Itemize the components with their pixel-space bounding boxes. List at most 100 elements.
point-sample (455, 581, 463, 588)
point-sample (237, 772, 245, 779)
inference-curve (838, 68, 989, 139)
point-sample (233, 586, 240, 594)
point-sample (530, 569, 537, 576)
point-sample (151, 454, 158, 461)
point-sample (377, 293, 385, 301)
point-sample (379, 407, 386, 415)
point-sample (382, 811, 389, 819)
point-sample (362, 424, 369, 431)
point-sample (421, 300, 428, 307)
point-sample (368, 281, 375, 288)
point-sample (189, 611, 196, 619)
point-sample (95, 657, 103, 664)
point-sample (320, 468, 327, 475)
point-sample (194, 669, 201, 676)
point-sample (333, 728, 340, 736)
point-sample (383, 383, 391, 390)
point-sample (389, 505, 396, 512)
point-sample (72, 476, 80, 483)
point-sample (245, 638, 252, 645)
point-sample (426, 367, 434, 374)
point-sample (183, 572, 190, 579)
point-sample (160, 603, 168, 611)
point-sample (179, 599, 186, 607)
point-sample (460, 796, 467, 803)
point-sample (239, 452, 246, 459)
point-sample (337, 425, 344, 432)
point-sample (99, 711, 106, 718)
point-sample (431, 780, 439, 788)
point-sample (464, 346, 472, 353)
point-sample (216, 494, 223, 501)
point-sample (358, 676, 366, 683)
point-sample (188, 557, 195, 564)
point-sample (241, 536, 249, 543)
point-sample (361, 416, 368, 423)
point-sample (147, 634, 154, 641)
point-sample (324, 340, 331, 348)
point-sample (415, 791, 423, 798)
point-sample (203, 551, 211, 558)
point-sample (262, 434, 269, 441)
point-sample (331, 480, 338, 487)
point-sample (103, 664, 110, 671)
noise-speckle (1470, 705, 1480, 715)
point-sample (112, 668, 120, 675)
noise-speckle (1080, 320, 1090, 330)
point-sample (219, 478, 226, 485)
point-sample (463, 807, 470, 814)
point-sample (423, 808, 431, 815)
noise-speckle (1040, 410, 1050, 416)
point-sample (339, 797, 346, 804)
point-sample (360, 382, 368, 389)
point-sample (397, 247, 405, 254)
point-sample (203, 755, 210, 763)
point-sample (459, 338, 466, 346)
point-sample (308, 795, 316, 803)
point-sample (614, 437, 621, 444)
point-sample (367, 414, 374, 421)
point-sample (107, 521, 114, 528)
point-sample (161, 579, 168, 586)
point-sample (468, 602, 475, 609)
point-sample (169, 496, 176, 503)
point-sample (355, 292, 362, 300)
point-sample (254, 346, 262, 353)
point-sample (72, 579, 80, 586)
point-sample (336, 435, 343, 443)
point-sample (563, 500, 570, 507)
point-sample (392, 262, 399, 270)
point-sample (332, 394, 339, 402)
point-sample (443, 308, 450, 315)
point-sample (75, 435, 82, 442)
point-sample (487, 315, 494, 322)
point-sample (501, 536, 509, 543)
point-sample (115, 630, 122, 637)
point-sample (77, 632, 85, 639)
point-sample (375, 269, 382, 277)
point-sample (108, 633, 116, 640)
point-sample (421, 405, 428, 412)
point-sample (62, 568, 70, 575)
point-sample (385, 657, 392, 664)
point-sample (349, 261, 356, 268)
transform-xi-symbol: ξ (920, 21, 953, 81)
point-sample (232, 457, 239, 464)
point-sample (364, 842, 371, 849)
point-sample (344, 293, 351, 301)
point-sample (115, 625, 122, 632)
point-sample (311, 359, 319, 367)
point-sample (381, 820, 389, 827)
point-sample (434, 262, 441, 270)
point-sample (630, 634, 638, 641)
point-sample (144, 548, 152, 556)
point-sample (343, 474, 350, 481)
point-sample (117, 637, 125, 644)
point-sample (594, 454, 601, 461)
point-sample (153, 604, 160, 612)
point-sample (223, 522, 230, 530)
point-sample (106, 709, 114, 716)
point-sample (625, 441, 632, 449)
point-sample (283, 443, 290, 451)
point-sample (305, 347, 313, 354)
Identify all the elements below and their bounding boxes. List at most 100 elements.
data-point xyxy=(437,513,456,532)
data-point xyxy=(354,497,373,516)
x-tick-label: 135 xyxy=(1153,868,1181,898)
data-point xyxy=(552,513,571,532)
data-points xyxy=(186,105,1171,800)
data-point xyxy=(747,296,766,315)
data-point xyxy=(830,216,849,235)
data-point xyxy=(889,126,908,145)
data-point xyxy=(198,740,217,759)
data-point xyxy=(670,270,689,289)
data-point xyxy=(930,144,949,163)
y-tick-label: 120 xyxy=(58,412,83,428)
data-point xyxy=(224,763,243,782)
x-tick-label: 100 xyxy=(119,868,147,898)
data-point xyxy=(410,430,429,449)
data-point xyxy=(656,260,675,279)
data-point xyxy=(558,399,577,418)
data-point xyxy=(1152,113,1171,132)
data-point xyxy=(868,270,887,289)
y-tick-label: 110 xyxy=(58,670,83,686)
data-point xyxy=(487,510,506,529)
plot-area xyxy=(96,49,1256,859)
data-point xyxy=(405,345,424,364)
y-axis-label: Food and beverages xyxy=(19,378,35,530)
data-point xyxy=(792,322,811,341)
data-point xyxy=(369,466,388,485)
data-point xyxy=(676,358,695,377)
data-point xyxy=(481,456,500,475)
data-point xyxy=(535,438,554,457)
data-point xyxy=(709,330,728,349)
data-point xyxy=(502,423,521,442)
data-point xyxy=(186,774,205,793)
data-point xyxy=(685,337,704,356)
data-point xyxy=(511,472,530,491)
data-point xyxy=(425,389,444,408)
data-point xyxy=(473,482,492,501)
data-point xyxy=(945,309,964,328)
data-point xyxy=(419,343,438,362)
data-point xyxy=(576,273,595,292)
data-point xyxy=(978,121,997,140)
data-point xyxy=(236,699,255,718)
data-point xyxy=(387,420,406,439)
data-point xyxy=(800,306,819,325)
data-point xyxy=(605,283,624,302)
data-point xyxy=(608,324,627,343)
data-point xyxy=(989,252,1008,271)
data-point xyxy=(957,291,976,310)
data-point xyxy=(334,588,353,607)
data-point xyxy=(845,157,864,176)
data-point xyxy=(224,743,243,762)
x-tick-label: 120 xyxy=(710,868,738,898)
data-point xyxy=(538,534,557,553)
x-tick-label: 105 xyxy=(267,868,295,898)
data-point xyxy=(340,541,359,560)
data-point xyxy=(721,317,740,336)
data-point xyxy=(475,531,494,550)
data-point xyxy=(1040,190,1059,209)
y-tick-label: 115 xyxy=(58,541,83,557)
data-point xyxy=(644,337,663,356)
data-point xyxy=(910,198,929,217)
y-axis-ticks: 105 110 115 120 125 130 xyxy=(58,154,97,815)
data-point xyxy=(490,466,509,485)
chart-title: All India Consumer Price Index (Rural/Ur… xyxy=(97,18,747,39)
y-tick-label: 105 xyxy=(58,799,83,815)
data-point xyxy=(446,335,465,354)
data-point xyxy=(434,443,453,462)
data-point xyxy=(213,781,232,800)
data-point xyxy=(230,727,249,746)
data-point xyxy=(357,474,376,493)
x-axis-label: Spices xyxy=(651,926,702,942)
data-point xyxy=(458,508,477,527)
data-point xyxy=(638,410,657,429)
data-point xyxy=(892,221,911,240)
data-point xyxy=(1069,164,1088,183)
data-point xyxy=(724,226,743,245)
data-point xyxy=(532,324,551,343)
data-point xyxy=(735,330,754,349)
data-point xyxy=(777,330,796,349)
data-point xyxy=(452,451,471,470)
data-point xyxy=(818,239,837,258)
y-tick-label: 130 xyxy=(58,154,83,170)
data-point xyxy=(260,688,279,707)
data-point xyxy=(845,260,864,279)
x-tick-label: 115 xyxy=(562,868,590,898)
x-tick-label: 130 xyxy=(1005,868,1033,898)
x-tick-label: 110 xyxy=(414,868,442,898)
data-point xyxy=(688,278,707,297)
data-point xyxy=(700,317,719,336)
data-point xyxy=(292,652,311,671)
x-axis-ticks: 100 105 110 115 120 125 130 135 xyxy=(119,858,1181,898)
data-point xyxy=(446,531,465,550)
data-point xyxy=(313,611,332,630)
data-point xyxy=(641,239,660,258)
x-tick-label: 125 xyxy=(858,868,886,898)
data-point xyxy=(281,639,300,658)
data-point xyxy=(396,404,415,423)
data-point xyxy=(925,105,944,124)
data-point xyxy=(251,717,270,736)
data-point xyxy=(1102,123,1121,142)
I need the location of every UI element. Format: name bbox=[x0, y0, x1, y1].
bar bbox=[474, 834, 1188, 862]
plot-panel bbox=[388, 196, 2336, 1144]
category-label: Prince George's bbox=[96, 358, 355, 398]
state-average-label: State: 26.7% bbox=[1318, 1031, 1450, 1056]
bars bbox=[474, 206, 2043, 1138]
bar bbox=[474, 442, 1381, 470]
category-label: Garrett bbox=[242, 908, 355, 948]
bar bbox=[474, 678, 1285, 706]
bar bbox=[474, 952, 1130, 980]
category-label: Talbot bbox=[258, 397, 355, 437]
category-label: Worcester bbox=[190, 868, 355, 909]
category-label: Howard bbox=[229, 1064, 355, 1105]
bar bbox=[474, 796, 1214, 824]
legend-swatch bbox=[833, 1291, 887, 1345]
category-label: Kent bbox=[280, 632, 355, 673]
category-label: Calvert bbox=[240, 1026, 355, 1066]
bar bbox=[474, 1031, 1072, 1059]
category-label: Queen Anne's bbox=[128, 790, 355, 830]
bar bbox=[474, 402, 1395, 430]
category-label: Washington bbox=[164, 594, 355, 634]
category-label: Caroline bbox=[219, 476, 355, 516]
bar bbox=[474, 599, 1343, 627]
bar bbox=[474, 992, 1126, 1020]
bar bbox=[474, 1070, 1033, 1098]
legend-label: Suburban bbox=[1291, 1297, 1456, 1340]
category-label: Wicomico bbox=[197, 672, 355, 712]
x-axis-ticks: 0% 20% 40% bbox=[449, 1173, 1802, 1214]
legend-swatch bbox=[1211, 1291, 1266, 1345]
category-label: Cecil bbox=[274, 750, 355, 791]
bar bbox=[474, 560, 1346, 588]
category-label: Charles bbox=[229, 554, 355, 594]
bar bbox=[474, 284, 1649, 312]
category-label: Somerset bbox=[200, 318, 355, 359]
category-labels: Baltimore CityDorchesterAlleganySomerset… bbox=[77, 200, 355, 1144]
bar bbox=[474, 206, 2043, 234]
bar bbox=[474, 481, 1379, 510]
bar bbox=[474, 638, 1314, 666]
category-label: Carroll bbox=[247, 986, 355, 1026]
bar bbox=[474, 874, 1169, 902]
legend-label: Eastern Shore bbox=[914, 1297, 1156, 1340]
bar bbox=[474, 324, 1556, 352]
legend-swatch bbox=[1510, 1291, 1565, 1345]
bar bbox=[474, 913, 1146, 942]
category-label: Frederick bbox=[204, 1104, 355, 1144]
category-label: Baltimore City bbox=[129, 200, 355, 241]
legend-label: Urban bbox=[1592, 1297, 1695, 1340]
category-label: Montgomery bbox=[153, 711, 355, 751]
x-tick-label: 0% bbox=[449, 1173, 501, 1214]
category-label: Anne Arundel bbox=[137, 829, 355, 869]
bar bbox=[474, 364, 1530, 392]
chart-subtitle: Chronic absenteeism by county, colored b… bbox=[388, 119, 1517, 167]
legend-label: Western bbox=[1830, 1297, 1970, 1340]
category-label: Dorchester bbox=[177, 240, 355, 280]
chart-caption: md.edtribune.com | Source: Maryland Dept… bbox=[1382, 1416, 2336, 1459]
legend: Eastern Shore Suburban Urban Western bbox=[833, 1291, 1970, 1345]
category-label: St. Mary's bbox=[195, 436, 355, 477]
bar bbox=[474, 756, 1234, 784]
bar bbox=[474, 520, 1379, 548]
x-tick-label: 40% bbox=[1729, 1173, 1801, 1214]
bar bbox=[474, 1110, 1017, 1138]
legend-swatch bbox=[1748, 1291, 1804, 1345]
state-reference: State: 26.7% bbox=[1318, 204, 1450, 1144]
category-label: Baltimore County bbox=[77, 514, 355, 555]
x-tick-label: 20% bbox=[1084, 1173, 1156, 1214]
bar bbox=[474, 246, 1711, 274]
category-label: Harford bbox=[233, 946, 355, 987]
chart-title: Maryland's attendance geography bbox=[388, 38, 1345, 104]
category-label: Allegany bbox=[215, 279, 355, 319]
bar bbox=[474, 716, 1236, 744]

THE EXERCISE:
Starting at the beginning of the records and ending at the line that contains "point-sample (147, 634, 154, 641)", with both ends included, present the lines as a Markdown table with the columns Row and Line. Number each row and leave out blank lines.

ANSWER TO THIS EXERCISE:
| Row | Line |
|---|---|
| 1 | Itemize the components with their pixel-space bounding boxes. List at most 100 elements. |
| 2 | point-sample (455, 581, 463, 588) |
| 3 | point-sample (237, 772, 245, 779) |
| 4 | inference-curve (838, 68, 989, 139) |
| 5 | point-sample (233, 586, 240, 594) |
| 6 | point-sample (530, 569, 537, 576) |
| 7 | point-sample (151, 454, 158, 461) |
| 8 | point-sample (377, 293, 385, 301) |
| 9 | point-sample (379, 407, 386, 415) |
| 10 | point-sample (382, 811, 389, 819) |
| 11 | point-sample (362, 424, 369, 431) |
| 12 | point-sample (421, 300, 428, 307) |
| 13 | point-sample (368, 281, 375, 288) |
| 14 | point-sample (189, 611, 196, 619) |
| 15 | point-sample (95, 657, 103, 664) |
| 16 | point-sample (320, 468, 327, 475) |
| 17 | point-sample (194, 669, 201, 676) |
| 18 | point-sample (333, 728, 340, 736) |
| 19 | point-sample (383, 383, 391, 390) |
| 20 | point-sample (389, 505, 396, 512) |
| 21 | point-sample (72, 476, 80, 483) |
| 22 | point-sample (245, 638, 252, 645) |
| 23 | point-sample (426, 367, 434, 374) |
| 24 | point-sample (183, 572, 190, 579) |
| 25 | point-sample (160, 603, 168, 611) |
| 26 | point-sample (179, 599, 186, 607) |
| 27 | point-sample (460, 796, 467, 803) |
| 28 | point-sample (239, 452, 246, 459) |
| 29 | point-sample (337, 425, 344, 432) |
| 30 | point-sample (99, 711, 106, 718) |
| 31 | point-sample (431, 780, 439, 788) |
| 32 | point-sample (464, 346, 472, 353) |
| 33 | point-sample (216, 494, 223, 501) |
| 34 | point-sample (358, 676, 366, 683) |
| 35 | point-sample (188, 557, 195, 564) |
| 36 | point-sample (241, 536, 249, 543) |
| 37 | point-sample (361, 416, 368, 423) |
| 38 | point-sample (147, 634, 154, 641) |